Records excerpted from a collection:
——

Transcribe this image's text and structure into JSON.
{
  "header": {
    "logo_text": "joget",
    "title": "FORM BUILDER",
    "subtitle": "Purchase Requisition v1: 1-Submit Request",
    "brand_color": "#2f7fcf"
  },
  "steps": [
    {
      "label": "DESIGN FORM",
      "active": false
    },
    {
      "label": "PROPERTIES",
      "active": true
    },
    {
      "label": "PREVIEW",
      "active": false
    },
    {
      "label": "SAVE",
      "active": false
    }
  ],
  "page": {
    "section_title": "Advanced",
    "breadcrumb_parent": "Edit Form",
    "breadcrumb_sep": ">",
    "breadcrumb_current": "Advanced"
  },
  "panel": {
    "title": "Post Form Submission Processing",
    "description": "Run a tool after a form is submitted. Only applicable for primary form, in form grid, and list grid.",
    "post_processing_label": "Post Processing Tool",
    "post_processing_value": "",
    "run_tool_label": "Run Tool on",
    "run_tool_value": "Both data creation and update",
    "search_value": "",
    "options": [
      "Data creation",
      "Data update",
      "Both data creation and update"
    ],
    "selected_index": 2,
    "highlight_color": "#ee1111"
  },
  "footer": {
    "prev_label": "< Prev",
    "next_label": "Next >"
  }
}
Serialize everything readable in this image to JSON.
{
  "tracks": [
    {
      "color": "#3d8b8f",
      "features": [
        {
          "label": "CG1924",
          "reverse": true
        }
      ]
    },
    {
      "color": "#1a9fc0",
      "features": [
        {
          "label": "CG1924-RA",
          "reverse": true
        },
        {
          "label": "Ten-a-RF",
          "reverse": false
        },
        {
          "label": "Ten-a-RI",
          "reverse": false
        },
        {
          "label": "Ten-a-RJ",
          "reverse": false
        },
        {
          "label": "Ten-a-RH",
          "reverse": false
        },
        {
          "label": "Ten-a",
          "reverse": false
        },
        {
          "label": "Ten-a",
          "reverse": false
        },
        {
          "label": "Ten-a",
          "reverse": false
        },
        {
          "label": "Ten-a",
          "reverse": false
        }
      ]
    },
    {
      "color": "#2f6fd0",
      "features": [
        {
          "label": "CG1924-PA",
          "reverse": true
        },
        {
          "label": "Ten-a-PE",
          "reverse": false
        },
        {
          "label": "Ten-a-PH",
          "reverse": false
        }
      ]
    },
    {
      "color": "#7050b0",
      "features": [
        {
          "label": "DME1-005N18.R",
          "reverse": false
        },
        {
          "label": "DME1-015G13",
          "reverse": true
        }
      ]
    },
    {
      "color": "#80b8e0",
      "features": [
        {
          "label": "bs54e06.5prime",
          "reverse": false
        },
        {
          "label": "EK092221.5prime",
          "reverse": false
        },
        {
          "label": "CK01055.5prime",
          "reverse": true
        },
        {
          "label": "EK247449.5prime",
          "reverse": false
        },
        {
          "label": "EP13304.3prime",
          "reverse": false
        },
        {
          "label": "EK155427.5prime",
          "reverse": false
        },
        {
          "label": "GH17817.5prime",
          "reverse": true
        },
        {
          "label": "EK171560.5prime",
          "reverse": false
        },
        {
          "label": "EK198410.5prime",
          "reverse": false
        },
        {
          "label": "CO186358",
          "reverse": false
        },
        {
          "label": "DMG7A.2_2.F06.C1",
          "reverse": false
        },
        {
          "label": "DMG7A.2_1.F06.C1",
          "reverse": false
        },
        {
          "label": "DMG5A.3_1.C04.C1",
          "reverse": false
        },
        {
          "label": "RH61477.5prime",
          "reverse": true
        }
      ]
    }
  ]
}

——

→ **What the task requires**: Extract, word for word, each line of the listing above.

→ **Correct result**:
Transcribe this image's text and structure into JSON.
{
  "header": {
    "logo_text": "joget",
    "title": "FORM BUILDER",
    "subtitle": "Purchase Requisition v1: 1-Submit Request",
    "brand_color": "#2f7fcf"
  },
  "steps": [
    {
      "label": "DESIGN FORM",
      "active": false
    },
    {
      "label": "PROPERTIES",
      "active": true
    },
    {
      "label": "PREVIEW",
      "active": false
    },
    {
      "label": "SAVE",
      "active": false
    }
  ],
  "page": {
    "section_title": "Advanced",
    "breadcrumb_parent": "Edit Form",
    "breadcrumb_sep": ">",
    "breadcrumb_current": "Advanced"
  },
  "panel": {
    "title": "Post Form Submission Processing",
    "description": "Run a tool after a form is submitted. Only applicable for primary form, in form grid, and list grid.",
    "post_processing_label": "Post Processing Tool",
    "post_processing_value": "",
    "run_tool_label": "Run Tool on",
    "run_tool_value": "Both data creation and update",
    "search_value": "",
    "options": [
      "Data creation",
      "Data update",
      "Both data creation and update"
    ],
    "selected_index": 2,
    "highlight_color": "#ee1111"
  },
  "footer": {
    "prev_label": "< Prev",
    "next_label": "Next >"
  }
}
Serialize everything readable in this image to JSON.
{
  "tracks": [
    {
      "color": "#3d8b8f",
      "features": [
        {
          "label": "CG1924",
          "reverse": true
        }
      ]
    },
    {
      "color": "#1a9fc0",
      "features": [
        {
          "label": "CG1924-RA",
          "reverse": true
        },
        {
          "label": "Ten-a-RF",
          "reverse": false
        },
        {
          "label": "Ten-a-RI",
          "reverse": false
        },
        {
          "label": "Ten-a-RJ",
          "reverse": false
        },
        {
          "label": "Ten-a-RH",
          "reverse": false
        },
        {
          "label": "Ten-a",
          "reverse": false
        },
        {
          "label": "Ten-a",
          "reverse": false
        },
        {
          "label": "Ten-a",
          "reverse": false
        },
        {
          "label": "Ten-a",
          "reverse": false
        }
      ]
    },
    {
      "color": "#2f6fd0",
      "features": [
        {
          "label": "CG1924-PA",
          "reverse": true
        },
        {
          "label": "Ten-a-PE",
          "reverse": false
        },
        {
          "label": "Ten-a-PH",
          "reverse": false
        }
      ]
    },
    {
      "color": "#7050b0",
      "features": [
        {
          "label": "DME1-005N18.R",
          "reverse": false
        },
        {
          "label": "DME1-015G13",
          "reverse": true
        }
      ]
    },
    {
      "color": "#80b8e0",
      "features": [
        {
          "label": "bs54e06.5prime",
          "reverse": false
        },
        {
          "label": "EK092221.5prime",
          "reverse": false
        },
        {
          "label": "CK01055.5prime",
          "reverse": true
        },
        {
          "label": "EK247449.5prime",
          "reverse": false
        },
        {
          "label": "EP13304.3prime",
          "reverse": false
        },
        {
          "label": "EK155427.5prime",
          "reverse": false
        },
        {
          "label": "GH17817.5prime",
          "reverse": true
        },
        {
          "label": "EK171560.5prime",
          "reverse": false
        },
        {
          "label": "EK198410.5prime",
          "reverse": false
        },
        {
          "label": "CO186358",
          "reverse": false
        },
        {
          "label": "DMG7A.2_2.F06.C1",
          "reverse": false
        },
        {
          "label": "DMG7A.2_1.F06.C1",
          "reverse": false
        },
        {
          "label": "DMG5A.3_1.C04.C1",
          "reverse": false
        },
        {
          "label": "RH61477.5prime",
          "reverse": true
        }
      ]
    }
  ]
}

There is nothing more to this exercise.